▸ WORK REQUIRED
Pull each line holding the word "sample" from the data.

▸ ENTRIES
# # # #

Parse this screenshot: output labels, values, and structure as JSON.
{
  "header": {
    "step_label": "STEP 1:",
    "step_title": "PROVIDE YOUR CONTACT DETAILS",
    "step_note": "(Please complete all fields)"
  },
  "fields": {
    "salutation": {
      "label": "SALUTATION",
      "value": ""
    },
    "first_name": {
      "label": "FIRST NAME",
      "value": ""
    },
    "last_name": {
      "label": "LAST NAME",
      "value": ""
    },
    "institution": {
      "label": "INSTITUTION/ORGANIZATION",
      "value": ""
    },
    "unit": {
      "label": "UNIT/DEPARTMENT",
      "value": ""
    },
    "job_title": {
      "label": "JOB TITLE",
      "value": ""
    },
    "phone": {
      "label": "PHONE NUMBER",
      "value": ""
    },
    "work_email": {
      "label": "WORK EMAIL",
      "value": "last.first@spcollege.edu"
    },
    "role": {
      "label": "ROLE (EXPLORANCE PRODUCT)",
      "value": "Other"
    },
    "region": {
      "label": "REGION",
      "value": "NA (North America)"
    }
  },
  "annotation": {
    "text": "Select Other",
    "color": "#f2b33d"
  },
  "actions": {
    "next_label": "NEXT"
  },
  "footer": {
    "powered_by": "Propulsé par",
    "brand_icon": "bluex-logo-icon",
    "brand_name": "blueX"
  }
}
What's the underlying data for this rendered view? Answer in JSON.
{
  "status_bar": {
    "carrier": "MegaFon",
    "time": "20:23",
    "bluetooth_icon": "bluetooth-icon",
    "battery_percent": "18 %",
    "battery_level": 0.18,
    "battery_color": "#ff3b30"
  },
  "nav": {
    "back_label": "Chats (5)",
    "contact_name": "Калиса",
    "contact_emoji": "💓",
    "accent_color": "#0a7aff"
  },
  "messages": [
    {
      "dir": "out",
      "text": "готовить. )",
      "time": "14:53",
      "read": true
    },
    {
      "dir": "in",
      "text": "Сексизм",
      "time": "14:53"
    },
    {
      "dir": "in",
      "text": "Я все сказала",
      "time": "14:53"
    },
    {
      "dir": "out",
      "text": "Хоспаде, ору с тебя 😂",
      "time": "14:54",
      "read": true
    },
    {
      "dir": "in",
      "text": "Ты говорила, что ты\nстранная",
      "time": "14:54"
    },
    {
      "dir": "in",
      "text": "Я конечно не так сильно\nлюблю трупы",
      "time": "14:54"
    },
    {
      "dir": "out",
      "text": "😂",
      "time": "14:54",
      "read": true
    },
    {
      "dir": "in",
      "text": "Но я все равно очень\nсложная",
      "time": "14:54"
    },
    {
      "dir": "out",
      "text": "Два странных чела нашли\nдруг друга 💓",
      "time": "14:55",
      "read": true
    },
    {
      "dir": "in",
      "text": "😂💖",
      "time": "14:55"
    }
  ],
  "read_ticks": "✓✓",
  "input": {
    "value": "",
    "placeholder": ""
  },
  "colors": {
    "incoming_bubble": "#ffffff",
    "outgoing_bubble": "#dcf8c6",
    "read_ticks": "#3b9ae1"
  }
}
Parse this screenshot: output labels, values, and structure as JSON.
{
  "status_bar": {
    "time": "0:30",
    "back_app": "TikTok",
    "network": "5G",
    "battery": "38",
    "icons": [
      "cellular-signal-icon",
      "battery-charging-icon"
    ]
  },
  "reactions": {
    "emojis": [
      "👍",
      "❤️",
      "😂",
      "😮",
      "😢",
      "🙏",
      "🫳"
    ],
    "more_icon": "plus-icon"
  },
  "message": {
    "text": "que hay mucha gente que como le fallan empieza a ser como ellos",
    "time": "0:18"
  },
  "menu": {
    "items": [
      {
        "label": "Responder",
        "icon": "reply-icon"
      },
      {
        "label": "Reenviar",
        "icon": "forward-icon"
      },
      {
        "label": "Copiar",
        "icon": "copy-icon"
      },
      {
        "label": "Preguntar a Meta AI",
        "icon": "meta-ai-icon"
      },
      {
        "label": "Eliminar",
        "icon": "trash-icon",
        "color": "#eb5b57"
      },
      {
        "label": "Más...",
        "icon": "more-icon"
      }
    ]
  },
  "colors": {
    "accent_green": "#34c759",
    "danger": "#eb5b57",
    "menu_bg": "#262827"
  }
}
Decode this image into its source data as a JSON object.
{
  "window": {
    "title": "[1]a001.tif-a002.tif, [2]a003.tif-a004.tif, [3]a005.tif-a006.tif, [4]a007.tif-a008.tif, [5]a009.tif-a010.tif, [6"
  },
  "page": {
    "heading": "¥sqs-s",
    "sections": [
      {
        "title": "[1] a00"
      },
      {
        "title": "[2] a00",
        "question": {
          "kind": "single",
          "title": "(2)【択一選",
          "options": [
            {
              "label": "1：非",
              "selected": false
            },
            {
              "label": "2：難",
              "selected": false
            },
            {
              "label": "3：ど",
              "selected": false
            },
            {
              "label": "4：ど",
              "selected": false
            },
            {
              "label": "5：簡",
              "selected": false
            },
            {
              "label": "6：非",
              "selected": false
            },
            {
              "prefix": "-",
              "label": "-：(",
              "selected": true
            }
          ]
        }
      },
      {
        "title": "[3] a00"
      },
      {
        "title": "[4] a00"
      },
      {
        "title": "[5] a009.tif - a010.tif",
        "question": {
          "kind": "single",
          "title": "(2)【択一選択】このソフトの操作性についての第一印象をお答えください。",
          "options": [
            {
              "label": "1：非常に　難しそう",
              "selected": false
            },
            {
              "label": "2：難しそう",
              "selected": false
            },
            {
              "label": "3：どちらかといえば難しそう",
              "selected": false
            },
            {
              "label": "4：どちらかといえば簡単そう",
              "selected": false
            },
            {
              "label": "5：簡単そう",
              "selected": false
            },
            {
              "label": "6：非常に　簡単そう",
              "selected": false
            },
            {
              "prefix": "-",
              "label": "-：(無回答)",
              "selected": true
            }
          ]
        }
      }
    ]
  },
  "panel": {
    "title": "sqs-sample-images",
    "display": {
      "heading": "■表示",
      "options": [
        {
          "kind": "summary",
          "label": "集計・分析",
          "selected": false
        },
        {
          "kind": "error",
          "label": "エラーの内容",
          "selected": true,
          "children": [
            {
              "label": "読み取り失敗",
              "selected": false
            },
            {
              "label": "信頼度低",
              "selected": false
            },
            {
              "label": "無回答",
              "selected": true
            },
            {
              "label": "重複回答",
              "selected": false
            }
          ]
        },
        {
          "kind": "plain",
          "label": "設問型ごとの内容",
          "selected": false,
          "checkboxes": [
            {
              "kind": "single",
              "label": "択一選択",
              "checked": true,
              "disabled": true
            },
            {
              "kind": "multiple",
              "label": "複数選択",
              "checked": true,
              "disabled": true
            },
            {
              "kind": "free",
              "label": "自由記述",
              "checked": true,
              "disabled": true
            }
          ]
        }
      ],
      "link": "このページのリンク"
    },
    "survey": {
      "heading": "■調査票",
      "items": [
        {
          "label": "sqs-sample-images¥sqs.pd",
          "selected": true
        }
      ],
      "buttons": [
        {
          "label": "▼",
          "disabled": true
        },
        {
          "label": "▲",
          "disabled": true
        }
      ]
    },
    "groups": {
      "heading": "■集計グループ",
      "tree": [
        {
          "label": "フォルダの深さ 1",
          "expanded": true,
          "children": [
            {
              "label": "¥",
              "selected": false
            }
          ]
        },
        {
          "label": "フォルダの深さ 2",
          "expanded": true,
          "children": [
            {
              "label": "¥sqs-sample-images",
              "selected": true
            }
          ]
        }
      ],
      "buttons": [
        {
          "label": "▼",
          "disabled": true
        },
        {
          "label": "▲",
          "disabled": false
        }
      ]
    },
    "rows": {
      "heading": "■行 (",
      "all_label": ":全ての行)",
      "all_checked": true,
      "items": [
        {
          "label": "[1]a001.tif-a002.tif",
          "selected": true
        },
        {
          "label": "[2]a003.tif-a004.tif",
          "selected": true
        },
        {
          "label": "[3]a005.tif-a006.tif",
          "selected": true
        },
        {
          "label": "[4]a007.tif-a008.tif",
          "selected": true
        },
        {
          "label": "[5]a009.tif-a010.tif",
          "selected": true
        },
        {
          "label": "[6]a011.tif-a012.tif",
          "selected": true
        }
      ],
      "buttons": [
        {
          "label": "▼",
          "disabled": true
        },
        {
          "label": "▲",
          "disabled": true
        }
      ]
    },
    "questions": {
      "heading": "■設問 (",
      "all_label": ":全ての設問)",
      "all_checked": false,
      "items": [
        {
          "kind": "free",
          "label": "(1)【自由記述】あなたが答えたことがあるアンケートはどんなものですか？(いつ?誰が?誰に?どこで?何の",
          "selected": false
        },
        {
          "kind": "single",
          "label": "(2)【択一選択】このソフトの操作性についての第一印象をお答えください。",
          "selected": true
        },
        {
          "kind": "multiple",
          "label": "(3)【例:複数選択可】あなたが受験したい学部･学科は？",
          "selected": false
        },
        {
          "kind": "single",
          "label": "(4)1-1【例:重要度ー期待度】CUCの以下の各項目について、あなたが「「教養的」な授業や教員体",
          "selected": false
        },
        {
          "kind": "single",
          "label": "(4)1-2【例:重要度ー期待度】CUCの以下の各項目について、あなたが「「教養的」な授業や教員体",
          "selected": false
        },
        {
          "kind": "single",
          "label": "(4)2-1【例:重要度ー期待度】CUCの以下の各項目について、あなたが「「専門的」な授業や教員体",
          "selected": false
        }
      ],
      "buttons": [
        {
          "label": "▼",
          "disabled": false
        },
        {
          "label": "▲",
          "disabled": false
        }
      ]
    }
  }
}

# # # #

▸ REPLY TO THE TASK
    "title": "sqs-sample-images",
          "label": "sqs-sample-images¥sqs.pd",
              "label": "¥sqs-sample-images",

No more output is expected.